[Start of Excerpted records]
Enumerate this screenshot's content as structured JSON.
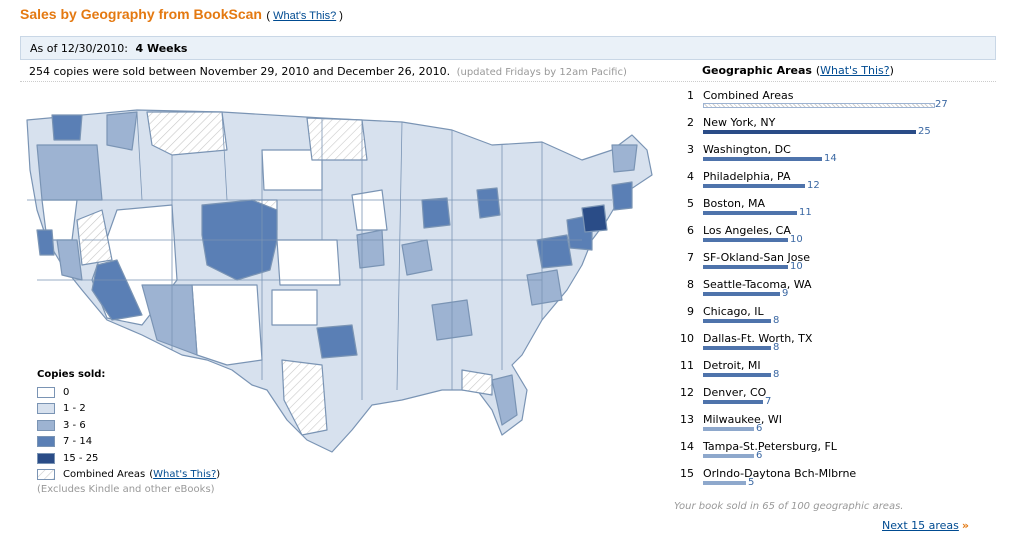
{
  "header": {
    "title": "Sales by Geography from BookScan",
    "help_open": "(",
    "help_link": "What's This?",
    "help_close": ")"
  },
  "period": {
    "as_of_label": "As of 12/30/2010:",
    "window": "4 Weeks"
  },
  "summary": {
    "text": "254 copies were sold between November 29, 2010 and December 26, 2010.",
    "updated": "(updated Fridays by 12am Pacific)"
  },
  "legend": {
    "title": "Copies sold:",
    "items": [
      {
        "label": "0",
        "color": "#ffffff"
      },
      {
        "label": "1 - 2",
        "color": "#d7e1ee"
      },
      {
        "label": "3 - 6",
        "color": "#9db3d2"
      },
      {
        "label": "7 - 14",
        "color": "#5a7fb5"
      },
      {
        "label": "15 - 25",
        "color": "#2a4c87"
      }
    ],
    "combined_label": "Combined Areas",
    "combined_link": "What's This?",
    "note": "(Excludes Kindle and other eBooks)"
  },
  "geo": {
    "heading": "Geographic Areas",
    "help_link": "What's This?",
    "areas": [
      {
        "rank": "1",
        "name": "Combined Areas",
        "value": "27",
        "combined": true
      },
      {
        "rank": "2",
        "name": "New York, NY",
        "value": "25"
      },
      {
        "rank": "3",
        "name": "Washington, DC",
        "value": "14"
      },
      {
        "rank": "4",
        "name": "Philadelphia, PA",
        "value": "12"
      },
      {
        "rank": "5",
        "name": "Boston, MA",
        "value": "11"
      },
      {
        "rank": "6",
        "name": "Los Angeles, CA",
        "value": "10"
      },
      {
        "rank": "7",
        "name": "SF-Okland-San Jose",
        "value": "10"
      },
      {
        "rank": "8",
        "name": "Seattle-Tacoma, WA",
        "value": "9"
      },
      {
        "rank": "9",
        "name": "Chicago, IL",
        "value": "8"
      },
      {
        "rank": "10",
        "name": "Dallas-Ft. Worth, TX",
        "value": "8"
      },
      {
        "rank": "11",
        "name": "Detroit, MI",
        "value": "8"
      },
      {
        "rank": "12",
        "name": "Denver, CO",
        "value": "7"
      },
      {
        "rank": "13",
        "name": "Milwaukee, WI",
        "value": "6"
      },
      {
        "rank": "14",
        "name": "Tampa-St.Petersburg, FL",
        "value": "6"
      },
      {
        "rank": "15",
        "name": "Orlndo-Daytona Bch-Mlbrne",
        "value": "5"
      }
    ]
  },
  "footer": {
    "sold_in": "Your book sold in 65 of 100 geographic areas.",
    "next_link": "Next 15 areas",
    "next_arrow": "»"
  }
}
[End of Excerpted records]
## Aim
Repeat the entries exactly. Pictures are excluded from the copy.

## Problem solution
Enumerate this screenshot's content as structured JSON.
{
  "header": {
    "title": "Sales by Geography from BookScan",
    "help_open": "(",
    "help_link": "What's This?",
    "help_close": ")"
  },
  "period": {
    "as_of_label": "As of 12/30/2010:",
    "window": "4 Weeks"
  },
  "summary": {
    "text": "254 copies were sold between November 29, 2010 and December 26, 2010.",
    "updated": "(updated Fridays by 12am Pacific)"
  },
  "legend": {
    "title": "Copies sold:",
    "items": [
      {
        "label": "0",
        "color": "#ffffff"
      },
      {
        "label": "1 - 2",
        "color": "#d7e1ee"
      },
      {
        "label": "3 - 6",
        "color": "#9db3d2"
      },
      {
        "label": "7 - 14",
        "color": "#5a7fb5"
      },
      {
        "label": "15 - 25",
        "color": "#2a4c87"
      }
    ],
    "combined_label": "Combined Areas",
    "combined_link": "What's This?",
    "note": "(Excludes Kindle and other eBooks)"
  },
  "geo": {
    "heading": "Geographic Areas",
    "help_link": "What's This?",
    "areas": [
      {
        "rank": "1",
        "name": "Combined Areas",
        "value": "27",
        "combined": true
      },
      {
        "rank": "2",
        "name": "New York, NY",
        "value": "25"
      },
      {
        "rank": "3",
        "name": "Washington, DC",
        "value": "14"
      },
      {
        "rank": "4",
        "name": "Philadelphia, PA",
        "value": "12"
      },
      {
        "rank": "5",
        "name": "Boston, MA",
        "value": "11"
      },
      {
        "rank": "6",
        "name": "Los Angeles, CA",
        "value": "10"
      },
      {
        "rank": "7",
        "name": "SF-Okland-San Jose",
        "value": "10"
      },
      {
        "rank": "8",
        "name": "Seattle-Tacoma, WA",
        "value": "9"
      },
      {
        "rank": "9",
        "name": "Chicago, IL",
        "value": "8"
      },
      {
        "rank": "10",
        "name": "Dallas-Ft. Worth, TX",
        "value": "8"
      },
      {
        "rank": "11",
        "name": "Detroit, MI",
        "value": "8"
      },
      {
        "rank": "12",
        "name": "Denver, CO",
        "value": "7"
      },
      {
        "rank": "13",
        "name": "Milwaukee, WI",
        "value": "6"
      },
      {
        "rank": "14",
        "name": "Tampa-St.Petersburg, FL",
        "value": "6"
      },
      {
        "rank": "15",
        "name": "Orlndo-Daytona Bch-Mlbrne",
        "value": "5"
      }
    ]
  },
  "footer": {
    "sold_in": "Your book sold in 65 of 100 geographic areas.",
    "next_link": "Next 15 areas",
    "next_arrow": "»"
  }
}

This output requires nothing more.